# Part of a data file:

+ + +

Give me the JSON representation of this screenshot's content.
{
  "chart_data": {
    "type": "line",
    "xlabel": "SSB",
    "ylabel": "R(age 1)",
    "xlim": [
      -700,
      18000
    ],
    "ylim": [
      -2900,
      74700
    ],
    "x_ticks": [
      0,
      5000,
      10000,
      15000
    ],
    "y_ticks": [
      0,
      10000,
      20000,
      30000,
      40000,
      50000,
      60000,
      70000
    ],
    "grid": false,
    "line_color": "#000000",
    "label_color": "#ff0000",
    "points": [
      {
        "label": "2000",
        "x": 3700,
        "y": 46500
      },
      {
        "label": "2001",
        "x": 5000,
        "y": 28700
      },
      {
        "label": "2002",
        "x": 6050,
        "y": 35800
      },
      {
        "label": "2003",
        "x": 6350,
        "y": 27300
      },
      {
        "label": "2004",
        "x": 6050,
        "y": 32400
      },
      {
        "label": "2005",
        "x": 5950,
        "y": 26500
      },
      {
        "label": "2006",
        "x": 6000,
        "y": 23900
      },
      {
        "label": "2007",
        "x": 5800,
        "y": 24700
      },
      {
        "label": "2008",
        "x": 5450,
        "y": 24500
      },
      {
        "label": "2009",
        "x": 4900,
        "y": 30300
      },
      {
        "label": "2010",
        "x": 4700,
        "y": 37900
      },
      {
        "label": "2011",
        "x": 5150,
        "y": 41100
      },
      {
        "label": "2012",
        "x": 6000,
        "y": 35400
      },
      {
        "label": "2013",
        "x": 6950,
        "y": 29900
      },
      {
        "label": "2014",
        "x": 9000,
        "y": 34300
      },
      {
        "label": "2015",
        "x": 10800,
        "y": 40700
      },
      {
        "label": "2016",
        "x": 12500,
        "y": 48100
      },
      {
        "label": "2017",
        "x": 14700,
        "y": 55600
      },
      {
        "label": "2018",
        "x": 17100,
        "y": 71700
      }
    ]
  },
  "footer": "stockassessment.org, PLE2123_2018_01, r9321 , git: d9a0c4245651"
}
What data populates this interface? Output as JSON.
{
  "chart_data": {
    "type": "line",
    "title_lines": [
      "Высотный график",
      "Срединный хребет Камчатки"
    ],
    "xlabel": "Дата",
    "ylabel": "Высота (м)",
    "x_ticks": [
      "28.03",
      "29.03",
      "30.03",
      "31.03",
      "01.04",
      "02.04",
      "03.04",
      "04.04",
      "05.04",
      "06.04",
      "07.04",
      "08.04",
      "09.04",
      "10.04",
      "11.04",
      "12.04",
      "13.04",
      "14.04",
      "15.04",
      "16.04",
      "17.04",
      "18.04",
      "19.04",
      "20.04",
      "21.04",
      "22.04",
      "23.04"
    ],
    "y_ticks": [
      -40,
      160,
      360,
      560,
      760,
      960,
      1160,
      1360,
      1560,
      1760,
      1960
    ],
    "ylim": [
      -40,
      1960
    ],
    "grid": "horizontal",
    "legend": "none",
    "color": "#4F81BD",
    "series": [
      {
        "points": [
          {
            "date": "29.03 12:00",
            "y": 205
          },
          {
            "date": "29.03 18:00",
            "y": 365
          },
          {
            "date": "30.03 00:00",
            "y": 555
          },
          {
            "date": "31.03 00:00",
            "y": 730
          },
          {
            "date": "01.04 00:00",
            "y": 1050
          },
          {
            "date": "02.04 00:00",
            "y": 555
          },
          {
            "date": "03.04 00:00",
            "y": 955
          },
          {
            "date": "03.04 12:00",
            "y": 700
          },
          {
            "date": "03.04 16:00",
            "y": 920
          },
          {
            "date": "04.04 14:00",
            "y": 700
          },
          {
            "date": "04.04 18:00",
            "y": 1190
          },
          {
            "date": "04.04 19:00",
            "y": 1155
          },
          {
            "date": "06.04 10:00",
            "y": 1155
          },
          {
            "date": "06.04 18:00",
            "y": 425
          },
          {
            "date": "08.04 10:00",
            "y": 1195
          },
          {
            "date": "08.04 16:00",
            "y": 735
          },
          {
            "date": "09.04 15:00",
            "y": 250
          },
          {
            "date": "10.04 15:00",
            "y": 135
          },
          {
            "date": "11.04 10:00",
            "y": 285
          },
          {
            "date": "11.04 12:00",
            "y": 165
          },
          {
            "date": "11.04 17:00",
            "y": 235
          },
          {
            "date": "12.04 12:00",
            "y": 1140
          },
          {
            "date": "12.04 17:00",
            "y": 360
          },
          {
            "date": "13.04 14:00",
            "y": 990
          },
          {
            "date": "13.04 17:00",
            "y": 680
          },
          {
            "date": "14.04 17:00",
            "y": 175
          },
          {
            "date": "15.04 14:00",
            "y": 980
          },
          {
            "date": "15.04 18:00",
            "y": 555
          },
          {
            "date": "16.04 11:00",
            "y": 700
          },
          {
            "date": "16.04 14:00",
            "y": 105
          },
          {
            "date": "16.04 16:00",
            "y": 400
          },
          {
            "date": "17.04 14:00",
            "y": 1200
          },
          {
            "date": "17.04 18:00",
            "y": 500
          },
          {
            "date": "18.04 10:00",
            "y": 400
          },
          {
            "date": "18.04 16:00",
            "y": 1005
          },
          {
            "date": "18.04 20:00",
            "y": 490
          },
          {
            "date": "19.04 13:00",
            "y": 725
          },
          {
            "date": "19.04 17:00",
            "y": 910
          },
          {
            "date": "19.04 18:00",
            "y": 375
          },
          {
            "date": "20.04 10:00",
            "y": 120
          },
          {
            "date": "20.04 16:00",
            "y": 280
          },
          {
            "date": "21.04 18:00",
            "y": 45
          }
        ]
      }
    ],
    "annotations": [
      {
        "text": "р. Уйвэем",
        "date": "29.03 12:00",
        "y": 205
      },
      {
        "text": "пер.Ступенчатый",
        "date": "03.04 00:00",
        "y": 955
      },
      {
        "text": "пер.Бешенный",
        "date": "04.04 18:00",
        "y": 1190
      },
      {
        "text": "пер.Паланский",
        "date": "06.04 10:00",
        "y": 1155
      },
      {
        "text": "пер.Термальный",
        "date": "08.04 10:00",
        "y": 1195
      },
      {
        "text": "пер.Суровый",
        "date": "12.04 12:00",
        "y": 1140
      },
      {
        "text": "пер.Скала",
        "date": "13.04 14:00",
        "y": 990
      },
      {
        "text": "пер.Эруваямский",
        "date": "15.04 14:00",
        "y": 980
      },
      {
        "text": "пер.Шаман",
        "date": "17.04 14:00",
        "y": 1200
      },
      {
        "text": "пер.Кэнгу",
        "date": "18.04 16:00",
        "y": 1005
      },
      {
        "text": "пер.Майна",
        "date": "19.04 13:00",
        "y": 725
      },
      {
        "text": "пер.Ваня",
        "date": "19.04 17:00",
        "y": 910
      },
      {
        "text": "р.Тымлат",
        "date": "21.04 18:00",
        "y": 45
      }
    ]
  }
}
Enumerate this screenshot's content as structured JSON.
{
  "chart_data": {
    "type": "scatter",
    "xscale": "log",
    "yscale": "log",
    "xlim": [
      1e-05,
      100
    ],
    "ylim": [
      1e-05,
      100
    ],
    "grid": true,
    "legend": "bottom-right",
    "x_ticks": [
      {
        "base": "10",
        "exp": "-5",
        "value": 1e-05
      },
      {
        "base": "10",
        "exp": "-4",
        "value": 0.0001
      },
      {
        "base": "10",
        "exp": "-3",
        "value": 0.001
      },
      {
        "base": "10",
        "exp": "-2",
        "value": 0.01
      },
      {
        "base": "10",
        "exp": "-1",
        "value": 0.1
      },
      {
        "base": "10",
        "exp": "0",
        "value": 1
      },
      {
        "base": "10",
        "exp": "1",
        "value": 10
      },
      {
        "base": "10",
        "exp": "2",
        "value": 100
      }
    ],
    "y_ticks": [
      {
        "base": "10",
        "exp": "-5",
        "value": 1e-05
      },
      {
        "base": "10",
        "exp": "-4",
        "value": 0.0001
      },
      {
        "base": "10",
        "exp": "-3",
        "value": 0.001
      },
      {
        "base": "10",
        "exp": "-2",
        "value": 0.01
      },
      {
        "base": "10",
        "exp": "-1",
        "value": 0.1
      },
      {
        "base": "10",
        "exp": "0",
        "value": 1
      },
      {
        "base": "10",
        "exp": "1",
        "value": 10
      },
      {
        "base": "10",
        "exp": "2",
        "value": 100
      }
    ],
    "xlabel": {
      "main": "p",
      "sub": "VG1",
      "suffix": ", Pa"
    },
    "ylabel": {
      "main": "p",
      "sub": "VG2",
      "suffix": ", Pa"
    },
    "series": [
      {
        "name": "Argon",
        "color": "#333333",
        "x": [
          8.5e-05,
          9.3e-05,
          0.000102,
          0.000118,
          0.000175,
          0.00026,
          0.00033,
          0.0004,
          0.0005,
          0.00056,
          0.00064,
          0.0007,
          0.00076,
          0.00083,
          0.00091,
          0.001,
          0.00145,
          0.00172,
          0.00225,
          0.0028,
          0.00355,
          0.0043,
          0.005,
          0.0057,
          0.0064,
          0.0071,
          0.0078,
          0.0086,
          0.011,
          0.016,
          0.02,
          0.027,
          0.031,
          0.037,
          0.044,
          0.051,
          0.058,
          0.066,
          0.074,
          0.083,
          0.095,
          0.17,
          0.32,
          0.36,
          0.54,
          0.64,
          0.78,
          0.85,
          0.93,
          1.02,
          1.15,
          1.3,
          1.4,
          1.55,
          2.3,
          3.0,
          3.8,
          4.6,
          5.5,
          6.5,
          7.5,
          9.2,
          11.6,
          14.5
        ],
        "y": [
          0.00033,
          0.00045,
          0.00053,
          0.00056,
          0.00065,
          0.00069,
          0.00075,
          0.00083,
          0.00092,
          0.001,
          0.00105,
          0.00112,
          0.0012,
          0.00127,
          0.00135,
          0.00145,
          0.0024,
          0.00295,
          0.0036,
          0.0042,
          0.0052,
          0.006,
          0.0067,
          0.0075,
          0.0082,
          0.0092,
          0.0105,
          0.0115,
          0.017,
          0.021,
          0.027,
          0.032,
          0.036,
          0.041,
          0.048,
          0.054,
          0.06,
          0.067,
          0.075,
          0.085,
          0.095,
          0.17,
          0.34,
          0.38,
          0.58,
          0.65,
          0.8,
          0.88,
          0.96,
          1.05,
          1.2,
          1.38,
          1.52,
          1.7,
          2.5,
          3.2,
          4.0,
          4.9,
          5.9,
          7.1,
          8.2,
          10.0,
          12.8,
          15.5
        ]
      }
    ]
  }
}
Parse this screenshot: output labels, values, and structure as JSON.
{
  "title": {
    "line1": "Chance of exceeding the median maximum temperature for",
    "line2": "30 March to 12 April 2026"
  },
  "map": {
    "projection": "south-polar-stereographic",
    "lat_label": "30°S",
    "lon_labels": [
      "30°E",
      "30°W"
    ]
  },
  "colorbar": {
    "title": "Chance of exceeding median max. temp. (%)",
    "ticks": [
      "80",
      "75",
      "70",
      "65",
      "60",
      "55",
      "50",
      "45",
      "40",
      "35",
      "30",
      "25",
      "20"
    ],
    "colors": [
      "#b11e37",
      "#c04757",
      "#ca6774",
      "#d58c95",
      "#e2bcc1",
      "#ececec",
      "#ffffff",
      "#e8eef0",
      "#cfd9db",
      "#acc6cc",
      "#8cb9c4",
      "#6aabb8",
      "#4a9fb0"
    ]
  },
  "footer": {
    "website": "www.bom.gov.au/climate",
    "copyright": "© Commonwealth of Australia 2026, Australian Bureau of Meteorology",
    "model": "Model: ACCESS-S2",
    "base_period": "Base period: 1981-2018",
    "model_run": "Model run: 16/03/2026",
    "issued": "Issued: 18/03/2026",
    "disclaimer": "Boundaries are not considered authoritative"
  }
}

+ + +

# Exercise:
Check each line of the data above for the word "Model" and say how many lines have it. Give the number alone.

# Result for this task:
2